> Task to carry out: Each entry below should be echoed exactly, with pictures omitted.

> Provided data:
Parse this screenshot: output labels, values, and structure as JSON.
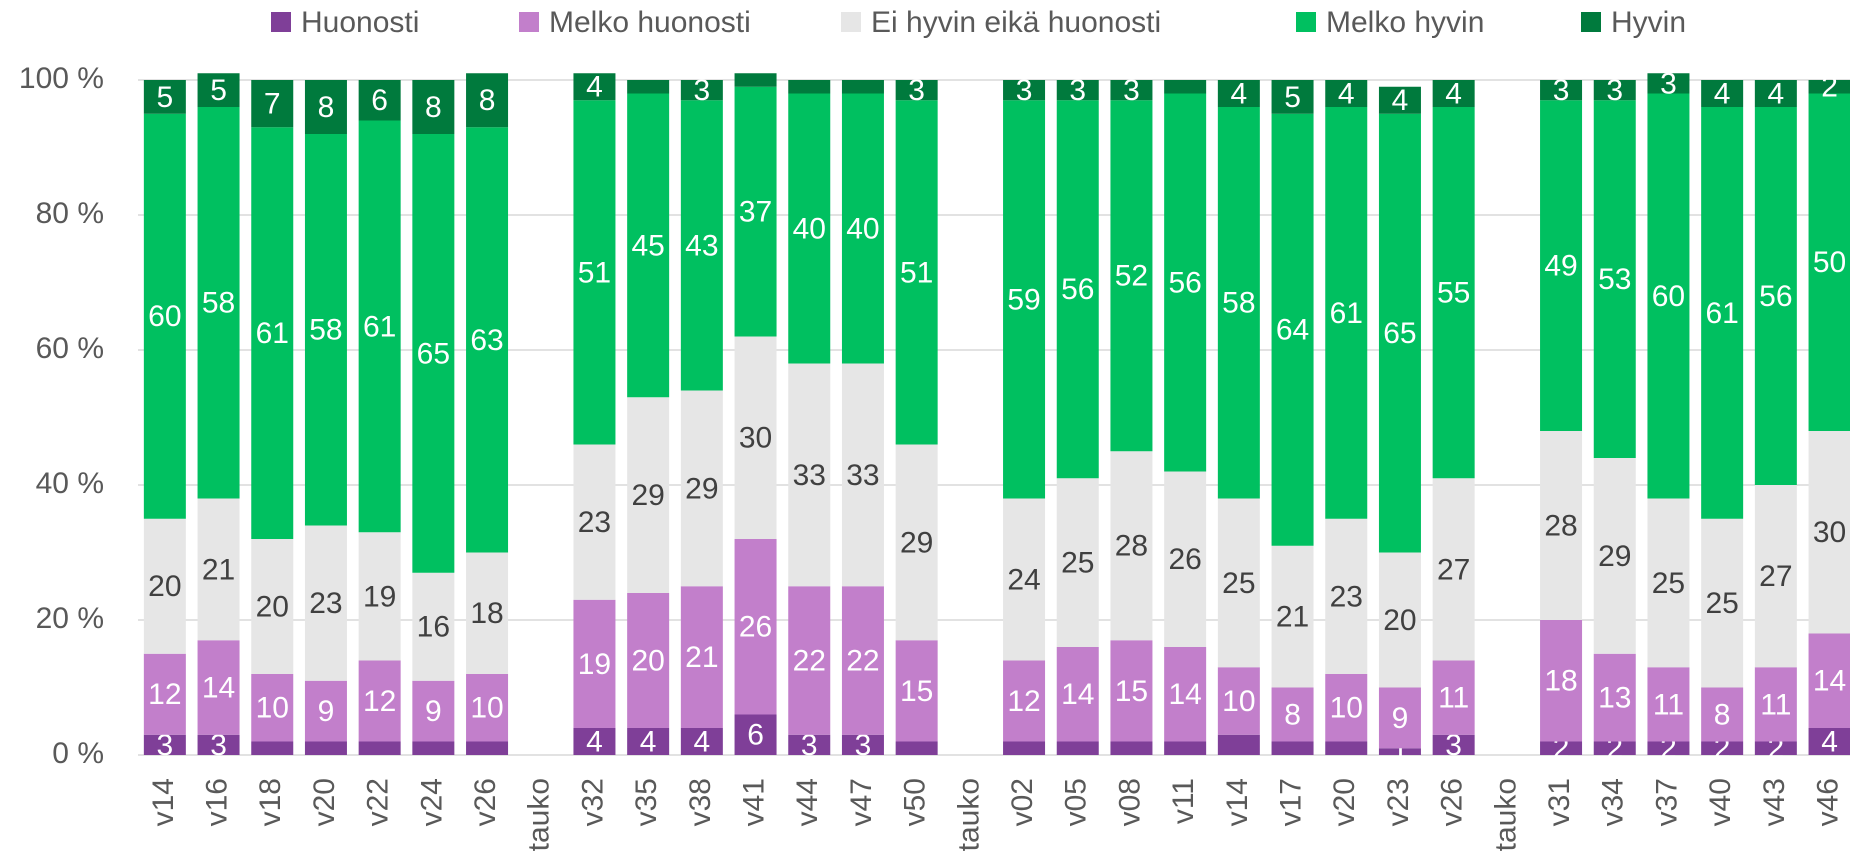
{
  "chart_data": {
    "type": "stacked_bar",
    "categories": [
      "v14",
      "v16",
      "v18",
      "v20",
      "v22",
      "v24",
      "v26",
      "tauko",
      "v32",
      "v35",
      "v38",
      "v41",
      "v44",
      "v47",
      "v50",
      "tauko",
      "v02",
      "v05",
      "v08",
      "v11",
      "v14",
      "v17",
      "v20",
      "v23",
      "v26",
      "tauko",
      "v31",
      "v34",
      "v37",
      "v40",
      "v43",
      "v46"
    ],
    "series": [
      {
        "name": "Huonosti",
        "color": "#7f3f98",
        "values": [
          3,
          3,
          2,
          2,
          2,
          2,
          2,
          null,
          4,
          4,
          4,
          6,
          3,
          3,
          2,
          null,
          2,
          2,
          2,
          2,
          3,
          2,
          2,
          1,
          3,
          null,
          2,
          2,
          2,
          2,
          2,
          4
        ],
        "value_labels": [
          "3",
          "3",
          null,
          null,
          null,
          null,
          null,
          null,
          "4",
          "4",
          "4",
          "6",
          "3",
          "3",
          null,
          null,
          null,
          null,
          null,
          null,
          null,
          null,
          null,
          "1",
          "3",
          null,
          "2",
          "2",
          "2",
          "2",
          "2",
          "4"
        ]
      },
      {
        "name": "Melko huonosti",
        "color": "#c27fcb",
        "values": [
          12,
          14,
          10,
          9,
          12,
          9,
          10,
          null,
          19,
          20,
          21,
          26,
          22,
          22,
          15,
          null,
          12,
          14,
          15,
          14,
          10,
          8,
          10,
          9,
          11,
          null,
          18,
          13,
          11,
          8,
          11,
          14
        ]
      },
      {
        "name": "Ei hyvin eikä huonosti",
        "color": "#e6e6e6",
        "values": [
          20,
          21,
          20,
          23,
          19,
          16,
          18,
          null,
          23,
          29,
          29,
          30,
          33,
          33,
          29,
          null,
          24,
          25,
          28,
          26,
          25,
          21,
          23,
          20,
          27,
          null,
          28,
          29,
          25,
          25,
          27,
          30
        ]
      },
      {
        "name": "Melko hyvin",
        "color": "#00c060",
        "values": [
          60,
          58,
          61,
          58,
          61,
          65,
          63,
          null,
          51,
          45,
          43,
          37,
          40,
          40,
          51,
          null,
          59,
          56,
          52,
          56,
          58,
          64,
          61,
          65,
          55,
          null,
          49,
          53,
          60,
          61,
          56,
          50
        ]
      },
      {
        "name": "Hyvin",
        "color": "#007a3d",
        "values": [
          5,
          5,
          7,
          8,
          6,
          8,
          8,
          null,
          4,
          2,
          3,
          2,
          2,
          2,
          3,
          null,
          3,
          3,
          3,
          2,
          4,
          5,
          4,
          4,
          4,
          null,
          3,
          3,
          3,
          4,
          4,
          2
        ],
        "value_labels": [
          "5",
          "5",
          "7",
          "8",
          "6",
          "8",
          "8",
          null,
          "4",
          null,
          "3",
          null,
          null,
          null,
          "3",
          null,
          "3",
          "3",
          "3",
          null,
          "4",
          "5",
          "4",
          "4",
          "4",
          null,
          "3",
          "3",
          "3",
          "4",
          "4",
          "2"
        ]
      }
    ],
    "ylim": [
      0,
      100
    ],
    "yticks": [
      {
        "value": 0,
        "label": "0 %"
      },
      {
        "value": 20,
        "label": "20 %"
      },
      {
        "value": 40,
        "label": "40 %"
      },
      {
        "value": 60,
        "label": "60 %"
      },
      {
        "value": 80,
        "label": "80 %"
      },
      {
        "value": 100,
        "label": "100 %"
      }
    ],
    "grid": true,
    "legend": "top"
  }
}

> Solution for this problem:
Parse this screenshot: output labels, values, and structure as JSON.
{
  "chart_data": {
    "type": "stacked_bar",
    "categories": [
      "v14",
      "v16",
      "v18",
      "v20",
      "v22",
      "v24",
      "v26",
      "tauko",
      "v32",
      "v35",
      "v38",
      "v41",
      "v44",
      "v47",
      "v50",
      "tauko",
      "v02",
      "v05",
      "v08",
      "v11",
      "v14",
      "v17",
      "v20",
      "v23",
      "v26",
      "tauko",
      "v31",
      "v34",
      "v37",
      "v40",
      "v43",
      "v46"
    ],
    "series": [
      {
        "name": "Huonosti",
        "color": "#7f3f98",
        "values": [
          3,
          3,
          2,
          2,
          2,
          2,
          2,
          null,
          4,
          4,
          4,
          6,
          3,
          3,
          2,
          null,
          2,
          2,
          2,
          2,
          3,
          2,
          2,
          1,
          3,
          null,
          2,
          2,
          2,
          2,
          2,
          4
        ],
        "value_labels": [
          "3",
          "3",
          null,
          null,
          null,
          null,
          null,
          null,
          "4",
          "4",
          "4",
          "6",
          "3",
          "3",
          null,
          null,
          null,
          null,
          null,
          null,
          null,
          null,
          null,
          "1",
          "3",
          null,
          "2",
          "2",
          "2",
          "2",
          "2",
          "4"
        ]
      },
      {
        "name": "Melko huonosti",
        "color": "#c27fcb",
        "values": [
          12,
          14,
          10,
          9,
          12,
          9,
          10,
          null,
          19,
          20,
          21,
          26,
          22,
          22,
          15,
          null,
          12,
          14,
          15,
          14,
          10,
          8,
          10,
          9,
          11,
          null,
          18,
          13,
          11,
          8,
          11,
          14
        ]
      },
      {
        "name": "Ei hyvin eikä huonosti",
        "color": "#e6e6e6",
        "values": [
          20,
          21,
          20,
          23,
          19,
          16,
          18,
          null,
          23,
          29,
          29,
          30,
          33,
          33,
          29,
          null,
          24,
          25,
          28,
          26,
          25,
          21,
          23,
          20,
          27,
          null,
          28,
          29,
          25,
          25,
          27,
          30
        ]
      },
      {
        "name": "Melko hyvin",
        "color": "#00c060",
        "values": [
          60,
          58,
          61,
          58,
          61,
          65,
          63,
          null,
          51,
          45,
          43,
          37,
          40,
          40,
          51,
          null,
          59,
          56,
          52,
          56,
          58,
          64,
          61,
          65,
          55,
          null,
          49,
          53,
          60,
          61,
          56,
          50
        ]
      },
      {
        "name": "Hyvin",
        "color": "#007a3d",
        "values": [
          5,
          5,
          7,
          8,
          6,
          8,
          8,
          null,
          4,
          2,
          3,
          2,
          2,
          2,
          3,
          null,
          3,
          3,
          3,
          2,
          4,
          5,
          4,
          4,
          4,
          null,
          3,
          3,
          3,
          4,
          4,
          2
        ],
        "value_labels": [
          "5",
          "5",
          "7",
          "8",
          "6",
          "8",
          "8",
          null,
          "4",
          null,
          "3",
          null,
          null,
          null,
          "3",
          null,
          "3",
          "3",
          "3",
          null,
          "4",
          "5",
          "4",
          "4",
          "4",
          null,
          "3",
          "3",
          "3",
          "4",
          "4",
          "2"
        ]
      }
    ],
    "ylim": [
      0,
      100
    ],
    "yticks": [
      {
        "value": 0,
        "label": "0 %"
      },
      {
        "value": 20,
        "label": "20 %"
      },
      {
        "value": 40,
        "label": "40 %"
      },
      {
        "value": 60,
        "label": "60 %"
      },
      {
        "value": 80,
        "label": "80 %"
      },
      {
        "value": 100,
        "label": "100 %"
      }
    ],
    "grid": true,
    "legend": "top"
  }
}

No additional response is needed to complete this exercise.